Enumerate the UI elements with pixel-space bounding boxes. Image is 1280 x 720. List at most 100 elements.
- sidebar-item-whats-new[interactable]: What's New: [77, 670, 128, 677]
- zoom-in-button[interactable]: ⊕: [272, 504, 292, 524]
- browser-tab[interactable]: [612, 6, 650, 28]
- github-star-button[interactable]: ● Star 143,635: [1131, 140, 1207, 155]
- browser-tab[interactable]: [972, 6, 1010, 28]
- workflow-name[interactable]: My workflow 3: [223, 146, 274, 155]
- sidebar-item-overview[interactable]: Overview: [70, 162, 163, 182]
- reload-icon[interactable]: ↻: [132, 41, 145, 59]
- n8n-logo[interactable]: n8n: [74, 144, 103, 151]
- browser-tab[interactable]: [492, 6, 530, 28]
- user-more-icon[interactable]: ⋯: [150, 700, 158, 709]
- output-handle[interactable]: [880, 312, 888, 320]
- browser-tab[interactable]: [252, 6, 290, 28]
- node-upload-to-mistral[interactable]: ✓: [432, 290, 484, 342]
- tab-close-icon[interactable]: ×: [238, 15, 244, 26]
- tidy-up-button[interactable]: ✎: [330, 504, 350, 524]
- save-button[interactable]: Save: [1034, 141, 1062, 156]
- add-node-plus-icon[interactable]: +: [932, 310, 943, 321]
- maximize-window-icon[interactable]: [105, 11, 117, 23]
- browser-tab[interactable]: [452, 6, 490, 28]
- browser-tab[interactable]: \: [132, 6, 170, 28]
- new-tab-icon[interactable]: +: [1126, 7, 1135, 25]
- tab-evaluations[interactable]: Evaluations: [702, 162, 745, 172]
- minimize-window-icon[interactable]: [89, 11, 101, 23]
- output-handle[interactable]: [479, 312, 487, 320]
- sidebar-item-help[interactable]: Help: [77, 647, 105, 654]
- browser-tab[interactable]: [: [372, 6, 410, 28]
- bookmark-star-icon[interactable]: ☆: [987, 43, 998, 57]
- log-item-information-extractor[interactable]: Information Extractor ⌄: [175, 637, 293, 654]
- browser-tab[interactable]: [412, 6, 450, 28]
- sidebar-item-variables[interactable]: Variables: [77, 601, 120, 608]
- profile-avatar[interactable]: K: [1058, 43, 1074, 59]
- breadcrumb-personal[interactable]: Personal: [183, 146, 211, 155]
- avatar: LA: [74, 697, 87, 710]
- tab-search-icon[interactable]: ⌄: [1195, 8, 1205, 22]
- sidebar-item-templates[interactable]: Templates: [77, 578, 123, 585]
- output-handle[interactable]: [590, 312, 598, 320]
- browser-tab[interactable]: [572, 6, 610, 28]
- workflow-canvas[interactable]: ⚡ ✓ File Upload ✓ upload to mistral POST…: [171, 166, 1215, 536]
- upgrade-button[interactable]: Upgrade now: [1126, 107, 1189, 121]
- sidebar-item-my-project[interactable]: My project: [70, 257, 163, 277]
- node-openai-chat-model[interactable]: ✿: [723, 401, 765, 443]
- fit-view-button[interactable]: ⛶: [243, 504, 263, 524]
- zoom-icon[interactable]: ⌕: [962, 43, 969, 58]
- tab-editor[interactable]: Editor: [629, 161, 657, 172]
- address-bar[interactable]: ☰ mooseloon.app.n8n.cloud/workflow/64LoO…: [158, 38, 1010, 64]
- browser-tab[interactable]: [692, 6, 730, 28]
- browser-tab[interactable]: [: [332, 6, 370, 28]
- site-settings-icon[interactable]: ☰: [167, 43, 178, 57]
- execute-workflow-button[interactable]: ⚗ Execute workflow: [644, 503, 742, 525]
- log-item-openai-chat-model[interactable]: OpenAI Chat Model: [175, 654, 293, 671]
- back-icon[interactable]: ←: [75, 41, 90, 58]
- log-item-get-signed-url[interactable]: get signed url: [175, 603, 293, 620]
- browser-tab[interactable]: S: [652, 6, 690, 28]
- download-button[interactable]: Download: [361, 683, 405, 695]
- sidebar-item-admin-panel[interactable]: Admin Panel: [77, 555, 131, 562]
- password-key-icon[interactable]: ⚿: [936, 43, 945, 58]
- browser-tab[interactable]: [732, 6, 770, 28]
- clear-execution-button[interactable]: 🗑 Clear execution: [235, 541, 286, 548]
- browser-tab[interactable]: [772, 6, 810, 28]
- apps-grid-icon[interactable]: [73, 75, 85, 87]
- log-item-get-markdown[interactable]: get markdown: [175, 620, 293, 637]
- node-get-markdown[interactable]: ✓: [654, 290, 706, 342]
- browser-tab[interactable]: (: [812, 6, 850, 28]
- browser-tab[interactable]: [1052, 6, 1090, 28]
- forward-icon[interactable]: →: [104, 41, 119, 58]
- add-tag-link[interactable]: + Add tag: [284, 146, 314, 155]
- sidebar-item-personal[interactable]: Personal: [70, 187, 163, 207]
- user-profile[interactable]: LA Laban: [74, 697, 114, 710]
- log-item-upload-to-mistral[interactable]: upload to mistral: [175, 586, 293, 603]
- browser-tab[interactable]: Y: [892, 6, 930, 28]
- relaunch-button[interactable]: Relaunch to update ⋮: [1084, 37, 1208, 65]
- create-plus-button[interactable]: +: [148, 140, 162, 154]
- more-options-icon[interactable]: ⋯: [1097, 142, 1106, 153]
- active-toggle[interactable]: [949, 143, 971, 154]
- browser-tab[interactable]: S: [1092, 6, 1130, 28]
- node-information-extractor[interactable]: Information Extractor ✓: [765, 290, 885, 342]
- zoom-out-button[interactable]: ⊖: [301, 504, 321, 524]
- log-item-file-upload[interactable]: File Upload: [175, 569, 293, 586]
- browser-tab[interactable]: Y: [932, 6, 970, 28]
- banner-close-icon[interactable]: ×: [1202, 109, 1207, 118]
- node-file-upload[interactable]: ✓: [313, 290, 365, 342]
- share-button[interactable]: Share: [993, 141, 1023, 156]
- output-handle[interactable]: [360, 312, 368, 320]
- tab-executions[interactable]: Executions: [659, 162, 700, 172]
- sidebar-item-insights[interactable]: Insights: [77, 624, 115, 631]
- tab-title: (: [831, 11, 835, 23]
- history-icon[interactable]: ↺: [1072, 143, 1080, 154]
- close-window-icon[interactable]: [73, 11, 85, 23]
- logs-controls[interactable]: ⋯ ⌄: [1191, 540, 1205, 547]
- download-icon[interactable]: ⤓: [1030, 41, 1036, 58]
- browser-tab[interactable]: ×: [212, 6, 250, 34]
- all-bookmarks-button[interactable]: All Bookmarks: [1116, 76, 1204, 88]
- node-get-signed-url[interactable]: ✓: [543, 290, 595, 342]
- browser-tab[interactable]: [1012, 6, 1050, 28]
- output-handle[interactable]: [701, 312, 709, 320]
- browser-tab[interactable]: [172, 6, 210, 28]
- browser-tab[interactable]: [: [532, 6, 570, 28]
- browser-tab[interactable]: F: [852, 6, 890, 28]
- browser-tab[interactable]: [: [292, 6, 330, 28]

------------------------------------------------------------------------

— Goal —
Copy out the rows word for word, starting with the first one and going on through the line with "- github-star-button[interactable]: ●", and include that line.

— Task answer —
Enumerate the UI elements with pixel-space bounding boxes. Image is 1280 x 720. List at most 100 elements.
- sidebar-item-whats-new[interactable]: What's New: [77, 670, 128, 677]
- zoom-in-button[interactable]: ⊕: [272, 504, 292, 524]
- browser-tab[interactable]: [612, 6, 650, 28]
- github-star-button[interactable]: ● Star 143,635: [1131, 140, 1207, 155]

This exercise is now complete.